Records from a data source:
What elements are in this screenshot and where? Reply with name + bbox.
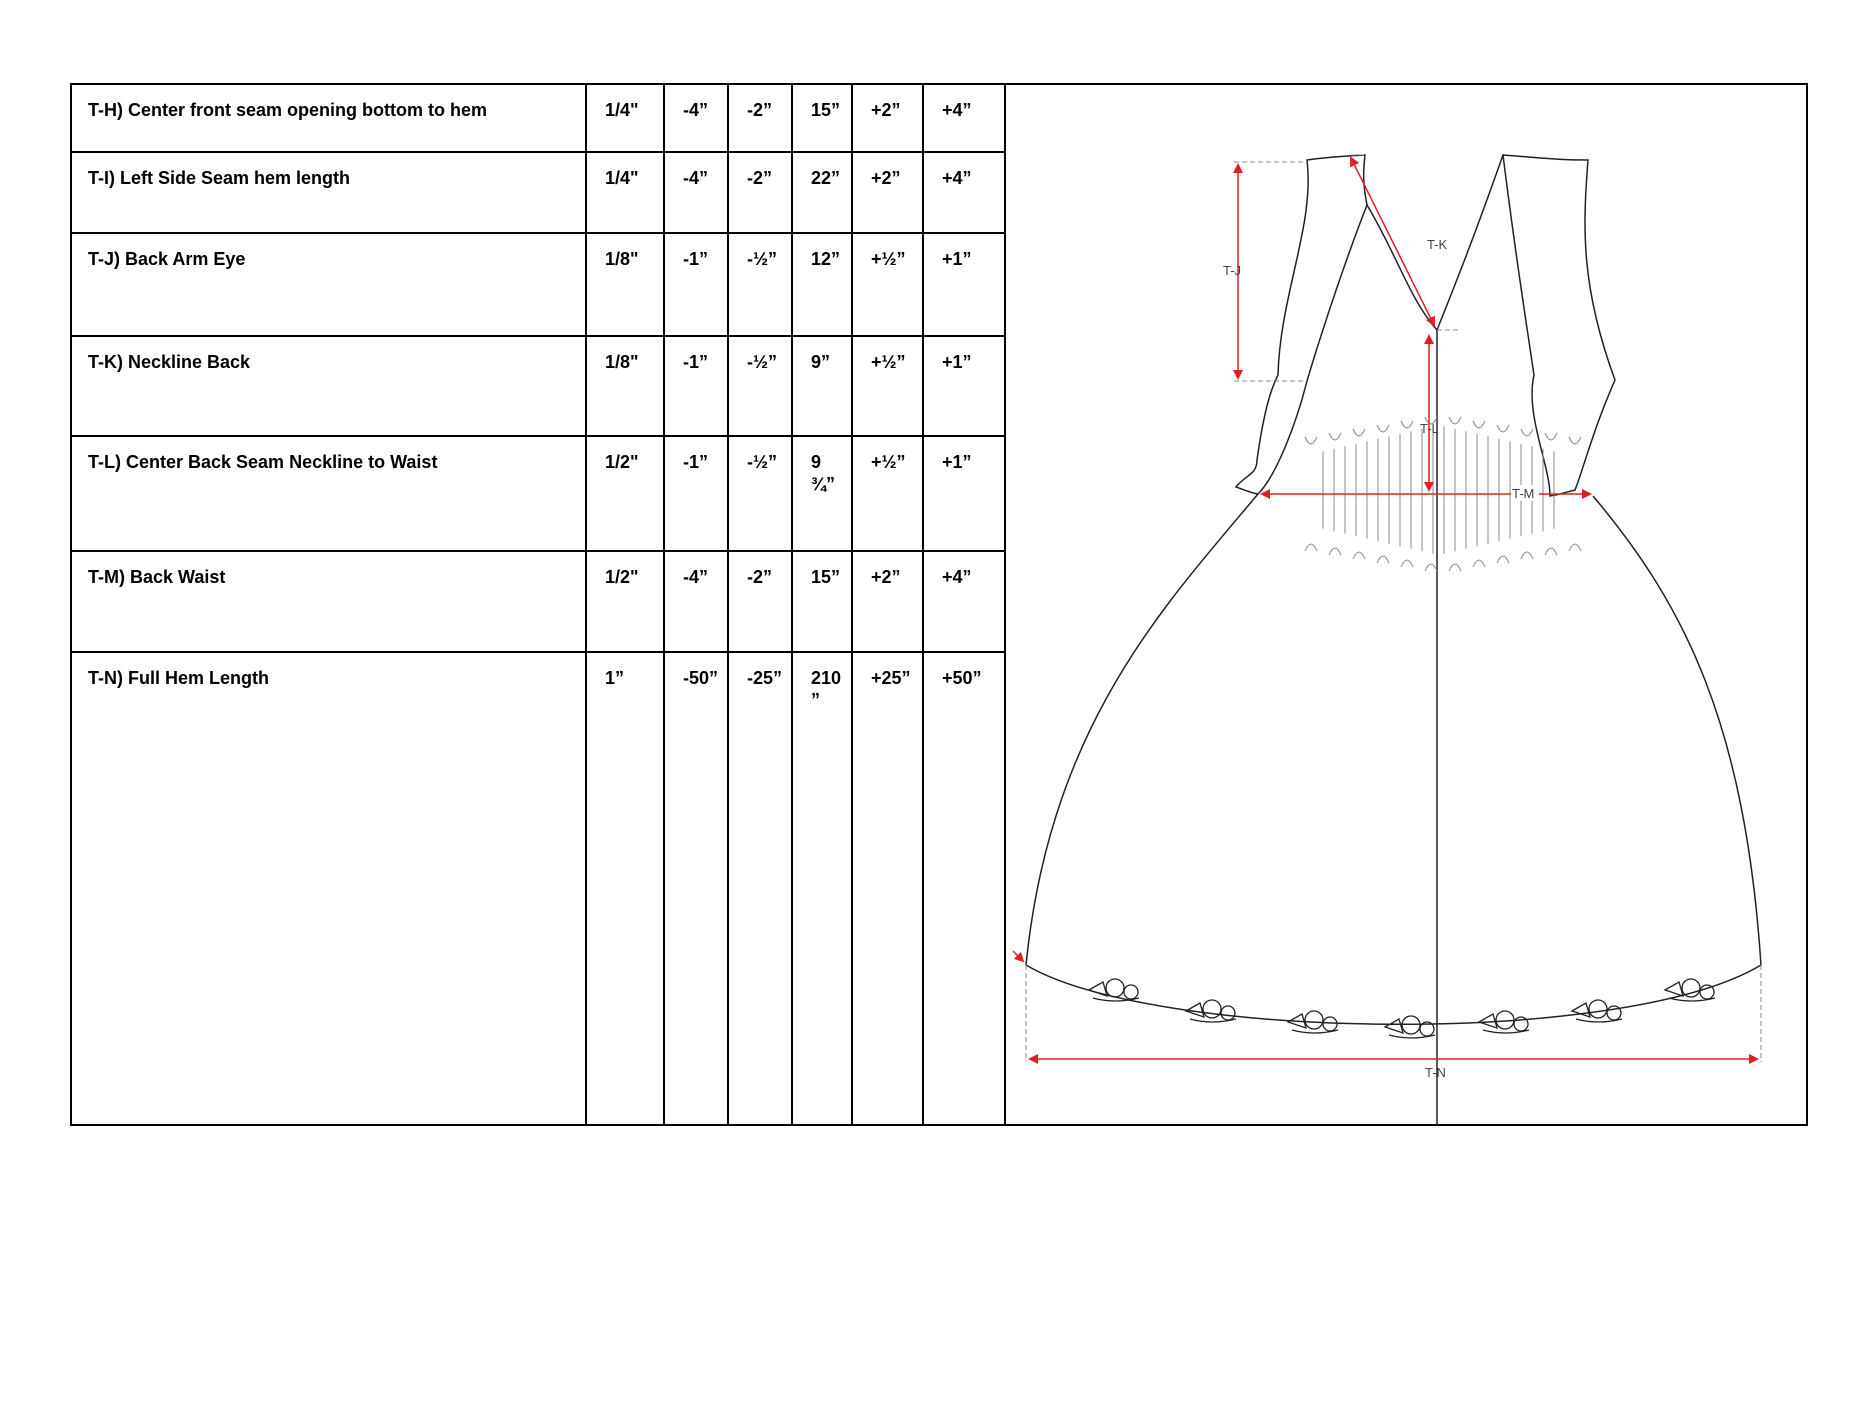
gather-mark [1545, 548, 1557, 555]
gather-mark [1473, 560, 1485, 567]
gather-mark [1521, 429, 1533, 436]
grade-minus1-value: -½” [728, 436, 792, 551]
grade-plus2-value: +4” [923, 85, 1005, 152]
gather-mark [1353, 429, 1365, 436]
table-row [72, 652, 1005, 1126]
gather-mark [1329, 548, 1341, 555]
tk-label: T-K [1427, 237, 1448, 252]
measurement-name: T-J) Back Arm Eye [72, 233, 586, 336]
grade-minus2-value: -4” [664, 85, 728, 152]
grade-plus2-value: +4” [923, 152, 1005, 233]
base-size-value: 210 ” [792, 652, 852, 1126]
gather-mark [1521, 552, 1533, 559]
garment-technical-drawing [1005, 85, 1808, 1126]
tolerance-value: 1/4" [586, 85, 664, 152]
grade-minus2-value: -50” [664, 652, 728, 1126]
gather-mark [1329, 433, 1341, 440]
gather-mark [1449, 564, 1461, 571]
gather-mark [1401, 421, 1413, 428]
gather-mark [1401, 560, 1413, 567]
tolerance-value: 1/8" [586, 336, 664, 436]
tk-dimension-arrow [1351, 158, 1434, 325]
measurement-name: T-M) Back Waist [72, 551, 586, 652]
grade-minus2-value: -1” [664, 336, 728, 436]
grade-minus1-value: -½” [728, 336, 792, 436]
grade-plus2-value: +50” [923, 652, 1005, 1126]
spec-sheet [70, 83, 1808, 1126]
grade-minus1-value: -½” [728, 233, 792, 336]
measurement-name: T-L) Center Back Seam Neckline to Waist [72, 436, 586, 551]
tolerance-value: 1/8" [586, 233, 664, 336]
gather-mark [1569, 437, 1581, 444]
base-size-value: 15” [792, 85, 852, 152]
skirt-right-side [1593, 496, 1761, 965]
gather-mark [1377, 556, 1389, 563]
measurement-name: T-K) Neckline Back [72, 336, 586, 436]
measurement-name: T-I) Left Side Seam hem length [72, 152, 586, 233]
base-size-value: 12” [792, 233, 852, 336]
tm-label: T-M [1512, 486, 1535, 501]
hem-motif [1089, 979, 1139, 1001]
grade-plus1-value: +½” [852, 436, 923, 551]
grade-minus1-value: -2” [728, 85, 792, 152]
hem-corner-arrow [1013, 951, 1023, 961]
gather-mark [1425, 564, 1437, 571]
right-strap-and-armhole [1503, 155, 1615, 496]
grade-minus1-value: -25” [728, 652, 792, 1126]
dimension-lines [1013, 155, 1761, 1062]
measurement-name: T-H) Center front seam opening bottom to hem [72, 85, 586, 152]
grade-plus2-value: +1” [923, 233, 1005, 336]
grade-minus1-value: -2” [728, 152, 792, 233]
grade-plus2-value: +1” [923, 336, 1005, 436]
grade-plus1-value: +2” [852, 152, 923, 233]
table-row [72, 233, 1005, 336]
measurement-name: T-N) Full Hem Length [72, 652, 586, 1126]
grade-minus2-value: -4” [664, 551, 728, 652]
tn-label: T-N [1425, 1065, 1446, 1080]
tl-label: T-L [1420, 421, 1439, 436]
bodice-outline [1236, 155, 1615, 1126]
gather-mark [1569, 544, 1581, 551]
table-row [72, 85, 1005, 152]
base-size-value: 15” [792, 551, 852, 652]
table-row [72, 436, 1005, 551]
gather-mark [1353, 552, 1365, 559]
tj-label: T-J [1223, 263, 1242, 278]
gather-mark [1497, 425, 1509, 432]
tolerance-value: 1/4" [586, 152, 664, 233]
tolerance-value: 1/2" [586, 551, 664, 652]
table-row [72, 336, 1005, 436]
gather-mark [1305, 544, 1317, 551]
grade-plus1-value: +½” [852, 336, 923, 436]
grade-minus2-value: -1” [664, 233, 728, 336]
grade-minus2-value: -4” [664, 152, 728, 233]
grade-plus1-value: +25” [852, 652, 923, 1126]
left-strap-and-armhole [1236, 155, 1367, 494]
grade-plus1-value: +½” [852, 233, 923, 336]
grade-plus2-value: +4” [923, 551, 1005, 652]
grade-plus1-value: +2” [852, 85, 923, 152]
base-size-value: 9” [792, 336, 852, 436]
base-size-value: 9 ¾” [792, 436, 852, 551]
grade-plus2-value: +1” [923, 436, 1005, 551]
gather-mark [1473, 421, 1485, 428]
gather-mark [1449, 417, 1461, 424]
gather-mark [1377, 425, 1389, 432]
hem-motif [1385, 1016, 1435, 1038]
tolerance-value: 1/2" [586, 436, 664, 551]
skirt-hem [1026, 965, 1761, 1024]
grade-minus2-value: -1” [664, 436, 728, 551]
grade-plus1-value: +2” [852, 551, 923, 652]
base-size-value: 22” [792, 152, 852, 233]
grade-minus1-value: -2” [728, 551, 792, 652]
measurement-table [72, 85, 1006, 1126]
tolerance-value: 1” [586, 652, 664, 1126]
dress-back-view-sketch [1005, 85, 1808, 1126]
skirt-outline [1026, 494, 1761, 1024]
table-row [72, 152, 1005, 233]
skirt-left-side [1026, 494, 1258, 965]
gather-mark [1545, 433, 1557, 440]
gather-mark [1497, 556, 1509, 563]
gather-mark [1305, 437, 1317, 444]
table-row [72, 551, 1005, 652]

Work to complete: Transcribe every line above verbatim, leaving out the pictures.

Answer to the exercise:
What elements are in this screenshot and where? Reply with name + bbox.
gather-mark [1545, 548, 1557, 555]
gather-mark [1473, 560, 1485, 567]
gather-mark [1521, 429, 1533, 436]
grade-minus1-value: -½” [728, 436, 792, 551]
grade-plus2-value: +4” [923, 85, 1005, 152]
gather-mark [1353, 429, 1365, 436]
table-row [72, 652, 1005, 1126]
gather-mark [1329, 548, 1341, 555]
tk-label: T-K [1427, 237, 1448, 252]
measurement-name: T-J) Back Arm Eye [72, 233, 586, 336]
grade-minus2-value: -4” [664, 85, 728, 152]
grade-plus2-value: +4” [923, 152, 1005, 233]
base-size-value: 210 ” [792, 652, 852, 1126]
gather-mark [1521, 552, 1533, 559]
garment-technical-drawing [1005, 85, 1808, 1126]
tolerance-value: 1/4" [586, 85, 664, 152]
grade-minus2-value: -50” [664, 652, 728, 1126]
gather-mark [1329, 433, 1341, 440]
gather-mark [1449, 564, 1461, 571]
gather-mark [1401, 421, 1413, 428]
gather-mark [1401, 560, 1413, 567]
tolerance-value: 1/8" [586, 336, 664, 436]
tk-dimension-arrow [1351, 158, 1434, 325]
measurement-name: T-M) Back Waist [72, 551, 586, 652]
grade-minus2-value: -1” [664, 336, 728, 436]
grade-minus1-value: -½” [728, 336, 792, 436]
grade-plus2-value: +50” [923, 652, 1005, 1126]
spec-sheet [70, 83, 1808, 1126]
grade-minus1-value: -½” [728, 233, 792, 336]
measurement-name: T-L) Center Back Seam Neckline to Waist [72, 436, 586, 551]
tolerance-value: 1/8" [586, 233, 664, 336]
gather-mark [1569, 437, 1581, 444]
base-size-value: 15” [792, 85, 852, 152]
skirt-right-side [1593, 496, 1761, 965]
gather-mark [1377, 556, 1389, 563]
measurement-name: T-K) Neckline Back [72, 336, 586, 436]
measurement-name: T-I) Left Side Seam hem length [72, 152, 586, 233]
base-size-value: 12” [792, 233, 852, 336]
tm-label: T-M [1512, 486, 1535, 501]
hem-motif [1089, 979, 1139, 1001]
grade-plus1-value: +½” [852, 436, 923, 551]
grade-minus1-value: -2” [728, 85, 792, 152]
hem-corner-arrow [1013, 951, 1023, 961]
gather-mark [1425, 564, 1437, 571]
right-strap-and-armhole [1503, 155, 1615, 496]
grade-minus1-value: -25” [728, 652, 792, 1126]
dimension-lines [1013, 155, 1761, 1062]
measurement-name: T-H) Center front seam opening bottom to hem [72, 85, 586, 152]
grade-plus2-value: +1” [923, 233, 1005, 336]
grade-minus1-value: -2” [728, 152, 792, 233]
grade-plus2-value: +1” [923, 336, 1005, 436]
grade-plus1-value: +2” [852, 152, 923, 233]
table-row [72, 233, 1005, 336]
measurement-name: T-N) Full Hem Length [72, 652, 586, 1126]
grade-minus2-value: -4” [664, 551, 728, 652]
tn-label: T-N [1425, 1065, 1446, 1080]
tl-label: T-L [1420, 421, 1439, 436]
bodice-outline [1236, 155, 1615, 1126]
gather-mark [1569, 544, 1581, 551]
table-row [72, 85, 1005, 152]
base-size-value: 15” [792, 551, 852, 652]
table-row [72, 436, 1005, 551]
gather-mark [1353, 552, 1365, 559]
tj-label: T-J [1223, 263, 1242, 278]
gather-mark [1497, 425, 1509, 432]
tolerance-value: 1/4" [586, 152, 664, 233]
tolerance-value: 1/2" [586, 551, 664, 652]
table-row [72, 336, 1005, 436]
gather-mark [1305, 544, 1317, 551]
grade-plus1-value: +½” [852, 336, 923, 436]
grade-minus2-value: -1” [664, 233, 728, 336]
grade-minus2-value: -4” [664, 152, 728, 233]
grade-plus1-value: +25” [852, 652, 923, 1126]
left-strap-and-armhole [1236, 155, 1367, 494]
grade-plus1-value: +½” [852, 233, 923, 336]
grade-plus2-value: +4” [923, 551, 1005, 652]
grade-plus1-value: +2” [852, 85, 923, 152]
base-size-value: 9” [792, 336, 852, 436]
base-size-value: 9 ¾” [792, 436, 852, 551]
grade-plus2-value: +1” [923, 436, 1005, 551]
gather-mark [1473, 421, 1485, 428]
gather-mark [1449, 417, 1461, 424]
gather-mark [1377, 425, 1389, 432]
hem-motif [1385, 1016, 1435, 1038]
tolerance-value: 1/2" [586, 436, 664, 551]
skirt-hem [1026, 965, 1761, 1024]
grade-minus2-value: -1” [664, 436, 728, 551]
grade-plus1-value: +2” [852, 551, 923, 652]
base-size-value: 22” [792, 152, 852, 233]
grade-minus1-value: -2” [728, 551, 792, 652]
measurement-table [72, 85, 1006, 1126]
tolerance-value: 1” [586, 652, 664, 1126]
dress-back-view-sketch [1005, 85, 1808, 1126]
skirt-outline [1026, 494, 1761, 1024]
table-row [72, 152, 1005, 233]
skirt-left-side [1026, 494, 1258, 965]
gather-mark [1545, 433, 1557, 440]
gather-mark [1497, 556, 1509, 563]
gather-mark [1305, 437, 1317, 444]
table-row [72, 551, 1005, 652]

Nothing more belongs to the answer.